Directions for this task ::
Filter the entries, keeping every line with the word "NATIONAL".

:: Entries provided

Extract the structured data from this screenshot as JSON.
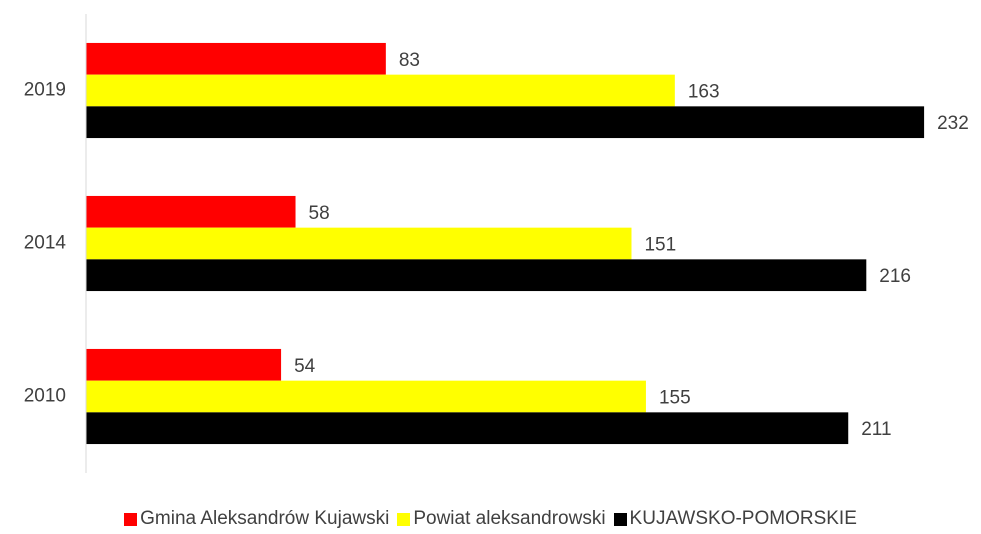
{
  "chart_data": {
    "type": "hbar",
    "categories": [
      "2019",
      "2014",
      "2010"
    ],
    "series": [
      {
        "name": "Gmina Aleksandrów Kujawski",
        "color": "#ff0000",
        "values": [
          83,
          58,
          54
        ]
      },
      {
        "name": "Powiat aleksandrowski",
        "color": "#ffff00",
        "values": [
          163,
          151,
          155
        ]
      },
      {
        "name": "KUJAWSKO-POMORSKIE",
        "color": "#000000",
        "values": [
          232,
          216,
          211
        ]
      }
    ],
    "xlim": [
      0,
      240
    ],
    "legend": "bottom"
  }
}
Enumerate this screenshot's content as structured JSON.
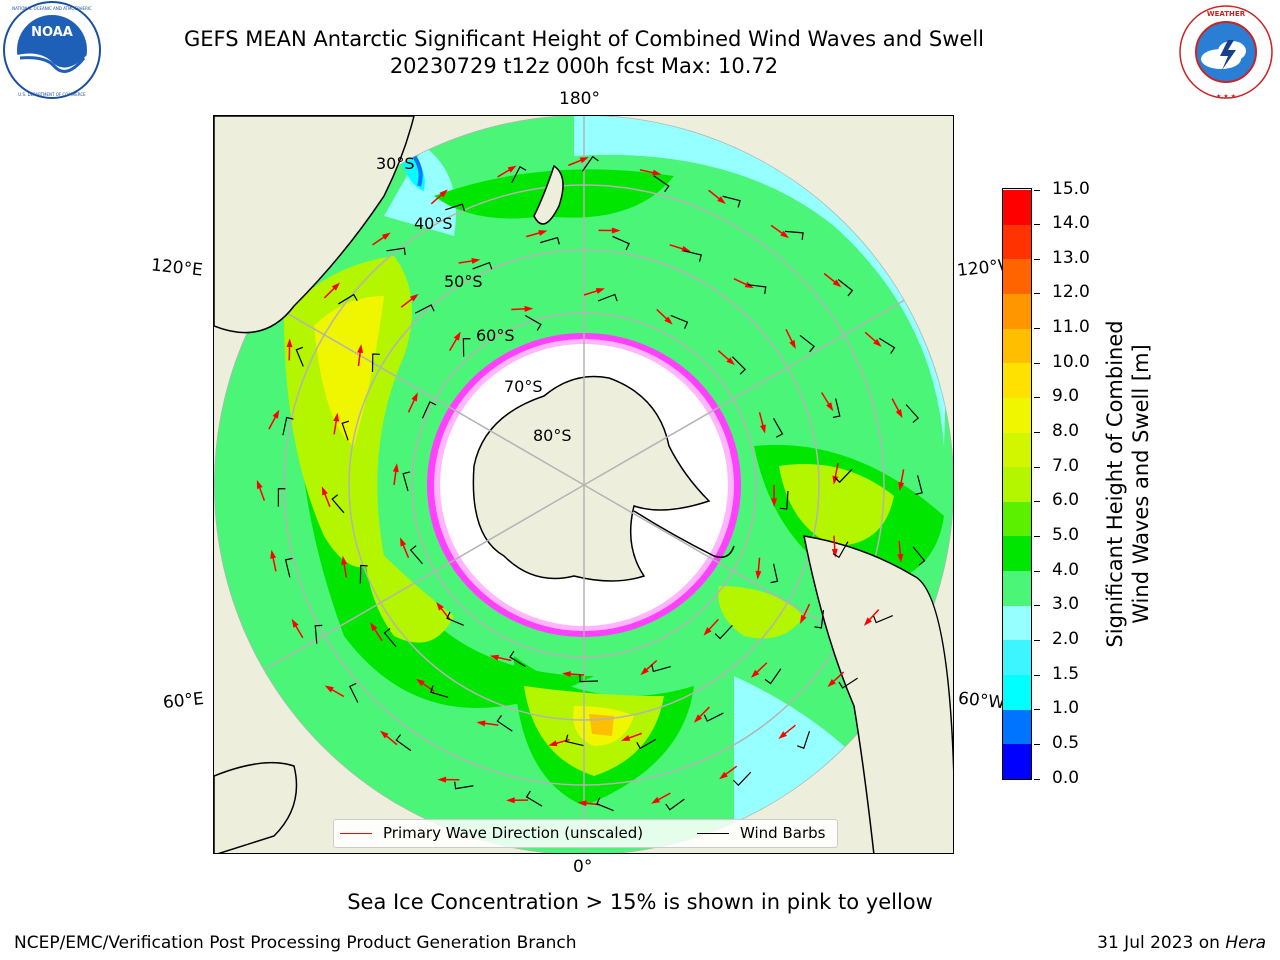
{
  "header": {
    "title_line1": "GEFS MEAN Antarctic Significant Height of Combined Wind Waves and Swell",
    "title_line2": "20230729 t12z 000h fcst   Max: 10.72"
  },
  "logos": {
    "left": {
      "name": "noaa-logo",
      "text": "NOAA",
      "ring_text": "NATIONAL OCEANIC AND ATMOSPHERIC ADMINISTRATION · U.S. DEPARTMENT OF COMMERCE"
    },
    "right": {
      "name": "nws-logo",
      "ring_text": "NATIONAL WEATHER SERVICE"
    }
  },
  "map": {
    "projection": "south polar stereographic",
    "lat_labels": [
      "30°S",
      "40°S",
      "50°S",
      "60°S",
      "70°S",
      "80°S"
    ],
    "lon_labels": {
      "top": "180°",
      "bottom": "0°",
      "upper_left": "120°E",
      "upper_right": "120°W",
      "lower_left": "60°E",
      "lower_right": "60°W"
    },
    "colors": {
      "land": "#eeeedc",
      "ocean_base": "#00e600",
      "ice": "#ffffff",
      "sea_ice_edge": "#ff40ff",
      "wave_arrow": "#ff0000",
      "wind_barb": "#000000",
      "grid": "#b3b3b3"
    }
  },
  "legend": {
    "wave_label": "Primary Wave Direction (unscaled)",
    "wave_color": "#ff0000",
    "barb_label": "Wind Barbs",
    "barb_color": "#000000"
  },
  "colorbar": {
    "title_line1": "Significant Height of Combined",
    "title_line2": "Wind Waves and Swell [m]",
    "ticks": [
      "0.0",
      "0.5",
      "1.0",
      "1.5",
      "2.0",
      "3.0",
      "4.0",
      "5.0",
      "6.0",
      "7.0",
      "8.0",
      "9.0",
      "10.0",
      "11.0",
      "12.0",
      "13.0",
      "14.0",
      "15.0"
    ],
    "colors": [
      "#0000ff",
      "#0073ff",
      "#00ffff",
      "#3cf5ff",
      "#96ffff",
      "#4bf578",
      "#00e600",
      "#5af000",
      "#b4f500",
      "#d2f500",
      "#f0f500",
      "#ffe100",
      "#ffbe00",
      "#ff9600",
      "#ff6400",
      "#ff3200",
      "#ff0000"
    ]
  },
  "caption": "Sea Ice Concentration > 15% is shown in pink to yellow",
  "footer": {
    "left": "NCEP/EMC/Verification Post Processing Product Generation Branch",
    "right_date": "31 Jul 2023 on",
    "right_host": "Hera"
  }
}
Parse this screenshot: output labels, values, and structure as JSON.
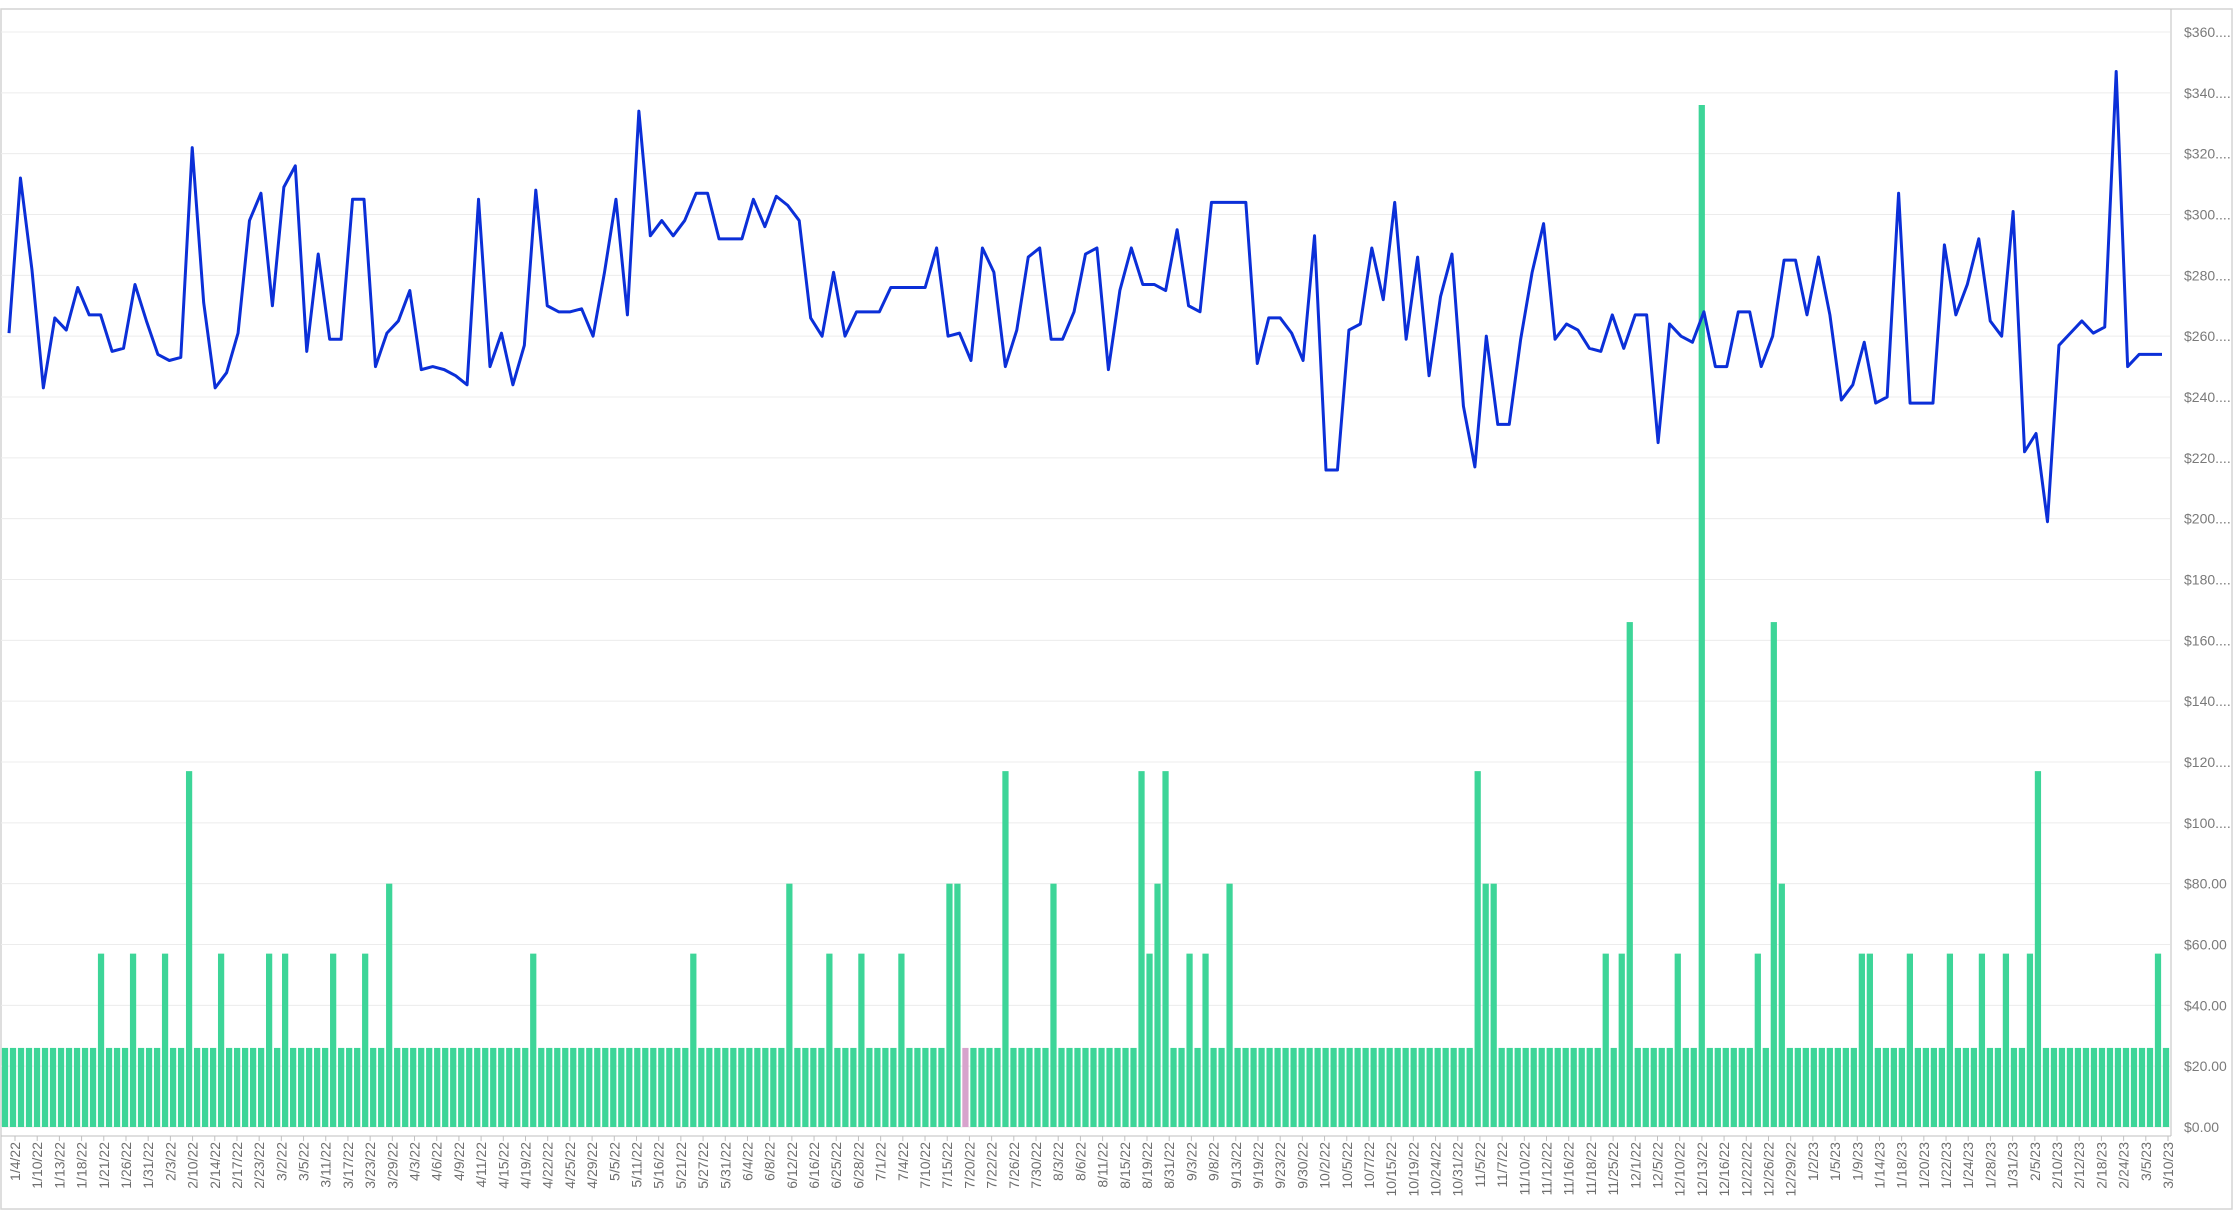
{
  "colors": {
    "bar": "#3dd598",
    "bar_highlight": "#d7a3cc",
    "line": "#0b2fd8",
    "grid": "#ececec",
    "axis_text": "#7a7a7a"
  },
  "chart_data": {
    "type": "bar",
    "title": "",
    "xlabel": "",
    "ylabel": "",
    "ylim": [
      0,
      360
    ],
    "grid": true,
    "legend": "none",
    "yaxis_side": "right",
    "yticks": [
      "$0.00",
      "$20.00",
      "$40.00",
      "$60.00",
      "$80.00",
      "$100....",
      "$120....",
      "$140....",
      "$160....",
      "$180....",
      "$200....",
      "$220....",
      "$240....",
      "$260....",
      "$280....",
      "$300....",
      "$320....",
      "$340....",
      "$360...."
    ],
    "xtick_labels": [
      "1/4/22",
      "1/10/22",
      "1/13/22",
      "1/18/22",
      "1/21/22",
      "1/26/22",
      "1/31/22",
      "2/3/22",
      "2/10/22",
      "2/14/22",
      "2/17/22",
      "2/23/22",
      "3/2/22",
      "3/5/22",
      "3/11/22",
      "3/17/22",
      "3/23/22",
      "3/29/22",
      "4/3/22",
      "4/6/22",
      "4/9/22",
      "4/11/22",
      "4/15/22",
      "4/19/22",
      "4/22/22",
      "4/25/22",
      "4/29/22",
      "5/5/22",
      "5/11/22",
      "5/16/22",
      "5/21/22",
      "5/27/22",
      "5/31/22",
      "6/4/22",
      "6/8/22",
      "6/12/22",
      "6/16/22",
      "6/25/22",
      "6/28/22",
      "7/1/22",
      "7/4/22",
      "7/10/22",
      "7/15/22",
      "7/20/22",
      "7/22/22",
      "7/26/22",
      "7/30/22",
      "8/3/22",
      "8/6/22",
      "8/11/22",
      "8/15/22",
      "8/19/22",
      "8/31/22",
      "9/3/22",
      "9/8/22",
      "9/13/22",
      "9/19/22",
      "9/23/22",
      "9/30/22",
      "10/2/22",
      "10/5/22",
      "10/7/22",
      "10/15/22",
      "10/19/22",
      "10/24/22",
      "10/31/22",
      "11/5/22",
      "11/7/22",
      "11/10/22",
      "11/12/22",
      "11/16/22",
      "11/18/22",
      "11/25/22",
      "12/1/22",
      "12/5/22",
      "12/10/22",
      "12/13/22",
      "12/16/22",
      "12/22/22",
      "12/26/22",
      "12/29/22",
      "1/2/23",
      "1/5/23",
      "1/9/23",
      "1/14/23",
      "1/18/23",
      "1/20/23",
      "1/22/23",
      "1/24/23",
      "1/28/23",
      "1/31/23",
      "2/5/23",
      "2/10/23",
      "2/12/23",
      "2/18/23",
      "2/24/23",
      "3/5/23",
      "3/10/23"
    ],
    "bar_values": [
      26,
      26,
      26,
      26,
      26,
      26,
      26,
      26,
      26,
      26,
      26,
      26,
      57,
      26,
      26,
      26,
      57,
      26,
      26,
      26,
      57,
      26,
      26,
      117,
      26,
      26,
      26,
      57,
      26,
      26,
      26,
      26,
      26,
      57,
      26,
      57,
      26,
      26,
      26,
      26,
      26,
      57,
      26,
      26,
      26,
      57,
      26,
      26,
      80,
      26,
      26,
      26,
      26,
      26,
      26,
      26,
      26,
      26,
      26,
      26,
      26,
      26,
      26,
      26,
      26,
      26,
      57,
      26,
      26,
      26,
      26,
      26,
      26,
      26,
      26,
      26,
      26,
      26,
      26,
      26,
      26,
      26,
      26,
      26,
      26,
      26,
      57,
      26,
      26,
      26,
      26,
      26,
      26,
      26,
      26,
      26,
      26,
      26,
      80,
      26,
      26,
      26,
      26,
      57,
      26,
      26,
      26,
      57,
      26,
      26,
      26,
      26,
      57,
      26,
      26,
      26,
      26,
      26,
      80,
      80,
      26,
      26,
      26,
      26,
      26,
      117,
      26,
      26,
      26,
      26,
      26,
      80,
      26,
      26,
      26,
      26,
      26,
      26,
      26,
      26,
      26,
      26,
      117,
      57,
      80,
      117,
      26,
      26,
      57,
      26,
      57,
      26,
      26,
      80,
      26,
      26,
      26,
      26,
      26,
      26,
      26,
      26,
      26,
      26,
      26,
      26,
      26,
      26,
      26,
      26,
      26,
      26,
      26,
      26,
      26,
      26,
      26,
      26,
      26,
      26,
      26,
      26,
      26,
      26,
      117,
      80,
      80,
      26,
      26,
      26,
      26,
      26,
      26,
      26,
      26,
      26,
      26,
      26,
      26,
      26,
      57,
      26,
      57,
      166,
      26,
      26,
      26,
      26,
      26,
      57,
      26,
      26,
      336,
      26,
      26,
      26,
      26,
      26,
      26,
      57,
      26,
      166,
      80,
      26,
      26,
      26,
      26,
      26,
      26,
      26,
      26,
      26,
      57,
      57,
      26,
      26,
      26,
      26,
      57,
      26,
      26,
      26,
      26,
      57,
      26,
      26,
      26,
      57,
      26,
      26,
      57,
      26,
      26,
      57,
      117,
      26,
      26,
      26,
      26,
      26,
      26,
      26,
      26,
      26,
      26,
      26,
      26,
      26,
      26,
      57,
      26
    ],
    "highlight_index": 120,
    "line_values": [
      261,
      312,
      282,
      243,
      266,
      262,
      276,
      267,
      267,
      255,
      256,
      277,
      265,
      254,
      252,
      253,
      322,
      271,
      243,
      248,
      261,
      298,
      307,
      270,
      309,
      316,
      255,
      287,
      259,
      259,
      305,
      305,
      250,
      261,
      265,
      275,
      249,
      250,
      249,
      247,
      244,
      305,
      250,
      261,
      244,
      257,
      308,
      270,
      268,
      268,
      269,
      260,
      281,
      305,
      267,
      334,
      293,
      298,
      293,
      298,
      307,
      307,
      292,
      292,
      292,
      305,
      296,
      306,
      303,
      298,
      266,
      260,
      281,
      260,
      268,
      268,
      268,
      276,
      276,
      276,
      276,
      289,
      260,
      261,
      252,
      289,
      281,
      250,
      262,
      286,
      289,
      259,
      259,
      268,
      287,
      289,
      249,
      275,
      289,
      277,
      277,
      275,
      295,
      270,
      268,
      304,
      304,
      304,
      304,
      251,
      266,
      266,
      261,
      252,
      293,
      216,
      216,
      262,
      264,
      289,
      272,
      304,
      259,
      286,
      247,
      273,
      287,
      237,
      217,
      260,
      231,
      231,
      259,
      281,
      297,
      259,
      264,
      262,
      256,
      255,
      267,
      256,
      267,
      267,
      225,
      264,
      260,
      258,
      268,
      250,
      250,
      268,
      268,
      250,
      260,
      285,
      285,
      267,
      286,
      267,
      239,
      244,
      258,
      238,
      240,
      307,
      238,
      238,
      238,
      290,
      267,
      277,
      292,
      265,
      260,
      301,
      222,
      228,
      199,
      257,
      261,
      265,
      261,
      263,
      347,
      250,
      254,
      254,
      254
    ]
  }
}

::::

Reply ::
      "ring_text": "NATIONAL OCEANIC AND ATMOSPHERIC ADMINISTRATION · U.S. DEPARTMENT OF COMMERCE"
      "ring_text": "NATIONAL WEATHER SERVICE"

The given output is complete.